Figure dataset records:
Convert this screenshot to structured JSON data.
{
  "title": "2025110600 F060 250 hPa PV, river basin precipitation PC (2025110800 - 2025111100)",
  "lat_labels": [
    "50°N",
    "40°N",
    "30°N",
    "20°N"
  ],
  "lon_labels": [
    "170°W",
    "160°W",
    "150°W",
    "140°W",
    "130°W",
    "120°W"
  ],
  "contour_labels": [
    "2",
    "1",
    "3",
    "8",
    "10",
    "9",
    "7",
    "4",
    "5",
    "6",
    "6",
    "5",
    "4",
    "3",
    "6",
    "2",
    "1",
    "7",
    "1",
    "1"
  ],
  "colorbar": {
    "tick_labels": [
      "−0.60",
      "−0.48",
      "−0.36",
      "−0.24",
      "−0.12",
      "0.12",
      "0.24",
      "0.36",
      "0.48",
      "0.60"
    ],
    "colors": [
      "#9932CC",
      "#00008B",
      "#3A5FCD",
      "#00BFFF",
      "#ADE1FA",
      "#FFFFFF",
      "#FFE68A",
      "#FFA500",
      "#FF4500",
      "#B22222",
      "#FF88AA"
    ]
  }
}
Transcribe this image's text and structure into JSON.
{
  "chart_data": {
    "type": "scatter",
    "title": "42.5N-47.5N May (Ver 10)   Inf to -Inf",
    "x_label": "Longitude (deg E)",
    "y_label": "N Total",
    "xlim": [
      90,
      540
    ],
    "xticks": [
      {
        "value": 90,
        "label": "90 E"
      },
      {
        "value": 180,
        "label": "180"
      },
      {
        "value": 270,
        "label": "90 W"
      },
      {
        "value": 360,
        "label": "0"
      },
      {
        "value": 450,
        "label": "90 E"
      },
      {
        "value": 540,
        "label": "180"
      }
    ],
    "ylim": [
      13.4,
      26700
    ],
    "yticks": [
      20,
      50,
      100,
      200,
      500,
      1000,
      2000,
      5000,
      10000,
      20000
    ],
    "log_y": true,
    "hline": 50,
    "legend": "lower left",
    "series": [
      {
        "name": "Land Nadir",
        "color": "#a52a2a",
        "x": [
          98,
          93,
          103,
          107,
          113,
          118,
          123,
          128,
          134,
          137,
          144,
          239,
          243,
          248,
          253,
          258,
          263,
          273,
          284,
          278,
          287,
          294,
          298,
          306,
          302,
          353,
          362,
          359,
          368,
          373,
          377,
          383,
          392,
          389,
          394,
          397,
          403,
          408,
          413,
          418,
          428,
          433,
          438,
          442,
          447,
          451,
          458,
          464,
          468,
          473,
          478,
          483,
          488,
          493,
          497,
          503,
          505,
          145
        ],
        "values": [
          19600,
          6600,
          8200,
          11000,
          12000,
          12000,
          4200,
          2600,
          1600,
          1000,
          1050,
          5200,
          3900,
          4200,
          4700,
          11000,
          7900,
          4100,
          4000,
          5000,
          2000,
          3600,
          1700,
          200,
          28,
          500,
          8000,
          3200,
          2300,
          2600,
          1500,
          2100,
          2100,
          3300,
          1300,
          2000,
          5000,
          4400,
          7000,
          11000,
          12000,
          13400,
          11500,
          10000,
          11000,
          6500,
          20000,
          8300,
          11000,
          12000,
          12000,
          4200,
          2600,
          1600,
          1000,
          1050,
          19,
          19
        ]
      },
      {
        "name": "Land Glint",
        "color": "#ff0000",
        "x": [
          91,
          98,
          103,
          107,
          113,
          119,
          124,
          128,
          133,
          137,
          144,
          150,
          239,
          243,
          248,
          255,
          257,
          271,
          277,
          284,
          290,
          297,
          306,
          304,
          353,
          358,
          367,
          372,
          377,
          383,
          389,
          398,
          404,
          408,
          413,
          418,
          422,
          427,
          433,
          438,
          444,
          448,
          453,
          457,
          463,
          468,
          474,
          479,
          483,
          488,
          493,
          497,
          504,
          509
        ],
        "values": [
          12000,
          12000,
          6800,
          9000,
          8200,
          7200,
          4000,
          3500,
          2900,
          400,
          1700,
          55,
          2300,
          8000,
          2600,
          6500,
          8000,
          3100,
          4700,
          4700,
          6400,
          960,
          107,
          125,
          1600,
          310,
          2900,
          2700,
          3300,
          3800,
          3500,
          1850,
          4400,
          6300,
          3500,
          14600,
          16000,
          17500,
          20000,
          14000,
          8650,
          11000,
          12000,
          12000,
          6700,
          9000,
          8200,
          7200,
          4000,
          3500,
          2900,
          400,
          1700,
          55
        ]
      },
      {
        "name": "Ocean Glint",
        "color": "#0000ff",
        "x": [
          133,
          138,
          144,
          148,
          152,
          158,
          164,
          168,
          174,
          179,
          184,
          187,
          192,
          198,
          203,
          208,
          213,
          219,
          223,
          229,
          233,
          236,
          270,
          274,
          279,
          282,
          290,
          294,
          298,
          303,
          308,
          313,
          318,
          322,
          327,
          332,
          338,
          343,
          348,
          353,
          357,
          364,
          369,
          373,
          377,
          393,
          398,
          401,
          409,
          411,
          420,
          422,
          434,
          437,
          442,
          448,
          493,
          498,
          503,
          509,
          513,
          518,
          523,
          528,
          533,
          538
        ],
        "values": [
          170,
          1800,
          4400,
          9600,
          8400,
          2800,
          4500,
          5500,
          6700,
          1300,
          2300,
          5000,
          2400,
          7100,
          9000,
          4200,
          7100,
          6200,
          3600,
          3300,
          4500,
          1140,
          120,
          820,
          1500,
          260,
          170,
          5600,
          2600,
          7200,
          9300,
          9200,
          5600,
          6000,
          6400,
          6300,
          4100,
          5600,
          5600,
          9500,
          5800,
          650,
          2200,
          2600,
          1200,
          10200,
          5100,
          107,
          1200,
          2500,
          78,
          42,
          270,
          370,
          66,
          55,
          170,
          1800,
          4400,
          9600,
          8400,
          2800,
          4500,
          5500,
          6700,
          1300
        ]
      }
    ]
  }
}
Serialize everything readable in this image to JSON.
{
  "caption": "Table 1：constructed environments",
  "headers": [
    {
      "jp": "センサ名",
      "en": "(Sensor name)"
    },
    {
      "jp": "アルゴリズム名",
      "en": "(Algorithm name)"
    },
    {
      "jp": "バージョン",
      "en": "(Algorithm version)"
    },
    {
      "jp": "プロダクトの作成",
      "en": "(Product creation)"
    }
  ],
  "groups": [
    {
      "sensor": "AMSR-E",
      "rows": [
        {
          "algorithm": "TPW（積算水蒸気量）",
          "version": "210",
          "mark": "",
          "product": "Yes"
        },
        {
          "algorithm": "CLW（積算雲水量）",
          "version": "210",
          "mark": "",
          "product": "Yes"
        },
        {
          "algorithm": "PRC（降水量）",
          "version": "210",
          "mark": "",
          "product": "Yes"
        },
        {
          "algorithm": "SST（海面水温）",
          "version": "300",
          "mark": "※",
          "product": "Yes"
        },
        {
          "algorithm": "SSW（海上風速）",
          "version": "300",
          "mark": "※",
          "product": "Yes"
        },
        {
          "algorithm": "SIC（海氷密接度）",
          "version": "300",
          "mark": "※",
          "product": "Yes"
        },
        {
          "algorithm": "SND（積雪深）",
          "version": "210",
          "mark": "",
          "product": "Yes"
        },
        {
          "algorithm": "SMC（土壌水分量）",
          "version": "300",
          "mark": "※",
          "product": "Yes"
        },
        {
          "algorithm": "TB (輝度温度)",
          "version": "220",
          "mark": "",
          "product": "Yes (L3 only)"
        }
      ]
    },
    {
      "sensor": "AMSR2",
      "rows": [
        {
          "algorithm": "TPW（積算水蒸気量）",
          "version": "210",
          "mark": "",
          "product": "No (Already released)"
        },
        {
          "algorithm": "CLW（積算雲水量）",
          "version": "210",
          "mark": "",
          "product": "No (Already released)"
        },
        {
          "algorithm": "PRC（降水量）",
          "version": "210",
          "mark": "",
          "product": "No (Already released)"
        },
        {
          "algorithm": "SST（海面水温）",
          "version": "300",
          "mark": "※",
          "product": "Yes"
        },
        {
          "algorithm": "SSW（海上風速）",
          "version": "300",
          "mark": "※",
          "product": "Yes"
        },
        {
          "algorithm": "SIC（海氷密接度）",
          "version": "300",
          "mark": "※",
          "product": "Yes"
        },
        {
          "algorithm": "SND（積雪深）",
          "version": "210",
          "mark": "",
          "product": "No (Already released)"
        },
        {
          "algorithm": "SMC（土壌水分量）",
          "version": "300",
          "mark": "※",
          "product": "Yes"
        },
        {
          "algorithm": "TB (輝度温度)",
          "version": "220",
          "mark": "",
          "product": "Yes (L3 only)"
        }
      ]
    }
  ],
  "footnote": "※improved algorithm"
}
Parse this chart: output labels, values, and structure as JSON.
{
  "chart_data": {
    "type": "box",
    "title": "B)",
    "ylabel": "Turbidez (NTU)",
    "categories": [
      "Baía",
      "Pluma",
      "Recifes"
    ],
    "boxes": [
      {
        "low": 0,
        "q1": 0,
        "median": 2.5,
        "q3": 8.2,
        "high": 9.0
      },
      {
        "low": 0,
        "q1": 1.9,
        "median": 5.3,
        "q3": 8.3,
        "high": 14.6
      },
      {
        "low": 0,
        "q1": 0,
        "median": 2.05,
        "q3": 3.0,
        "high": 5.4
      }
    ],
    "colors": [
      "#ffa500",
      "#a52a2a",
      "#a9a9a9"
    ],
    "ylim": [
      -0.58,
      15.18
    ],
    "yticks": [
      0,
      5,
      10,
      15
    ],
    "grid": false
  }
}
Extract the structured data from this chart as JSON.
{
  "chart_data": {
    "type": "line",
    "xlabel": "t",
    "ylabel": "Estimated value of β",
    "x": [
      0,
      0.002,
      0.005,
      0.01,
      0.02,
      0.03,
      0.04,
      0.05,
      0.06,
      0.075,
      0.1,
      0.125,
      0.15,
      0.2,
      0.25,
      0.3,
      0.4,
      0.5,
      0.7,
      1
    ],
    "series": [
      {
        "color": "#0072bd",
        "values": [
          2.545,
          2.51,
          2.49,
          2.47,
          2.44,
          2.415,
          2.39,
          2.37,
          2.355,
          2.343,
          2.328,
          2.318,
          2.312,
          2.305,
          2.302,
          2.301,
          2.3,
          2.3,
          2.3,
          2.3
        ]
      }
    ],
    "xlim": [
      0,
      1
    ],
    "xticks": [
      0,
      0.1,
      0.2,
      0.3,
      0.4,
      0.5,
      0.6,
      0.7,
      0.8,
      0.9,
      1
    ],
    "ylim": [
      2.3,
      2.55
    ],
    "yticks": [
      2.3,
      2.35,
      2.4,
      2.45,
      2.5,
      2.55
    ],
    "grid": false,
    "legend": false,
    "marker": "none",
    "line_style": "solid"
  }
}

## [What you should do]
For this exercise, please retype exactly the lines in the listing from the line with "Extract the structured" through its last line, both ends included.

## [Answer for the task]
Extract the structured data from this chart as JSON.
{
  "chart_data": {
    "type": "line",
    "xlabel": "t",
    "ylabel": "Estimated value of β",
    "x": [
      0,
      0.002,
      0.005,
      0.01,
      0.02,
      0.03,
      0.04,
      0.05,
      0.06,
      0.075,
      0.1,
      0.125,
      0.15,
      0.2,
      0.25,
      0.3,
      0.4,
      0.5,
      0.7,
      1
    ],
    "series": [
      {
        "color": "#0072bd",
        "values": [
          2.545,
          2.51,
          2.49,
          2.47,
          2.44,
          2.415,
          2.39,
          2.37,
          2.355,
          2.343,
          2.328,
          2.318,
          2.312,
          2.305,
          2.302,
          2.301,
          2.3,
          2.3,
          2.3,
          2.3
        ]
      }
    ],
    "xlim": [
      0,
      1
    ],
    "xticks": [
      0,
      0.1,
      0.2,
      0.3,
      0.4,
      0.5,
      0.6,
      0.7,
      0.8,
      0.9,
      1
    ],
    "ylim": [
      2.3,
      2.55
    ],
    "yticks": [
      2.3,
      2.35,
      2.4,
      2.45,
      2.5,
      2.55
    ],
    "grid": false,
    "legend": false,
    "marker": "none",
    "line_style": "solid"
  }
}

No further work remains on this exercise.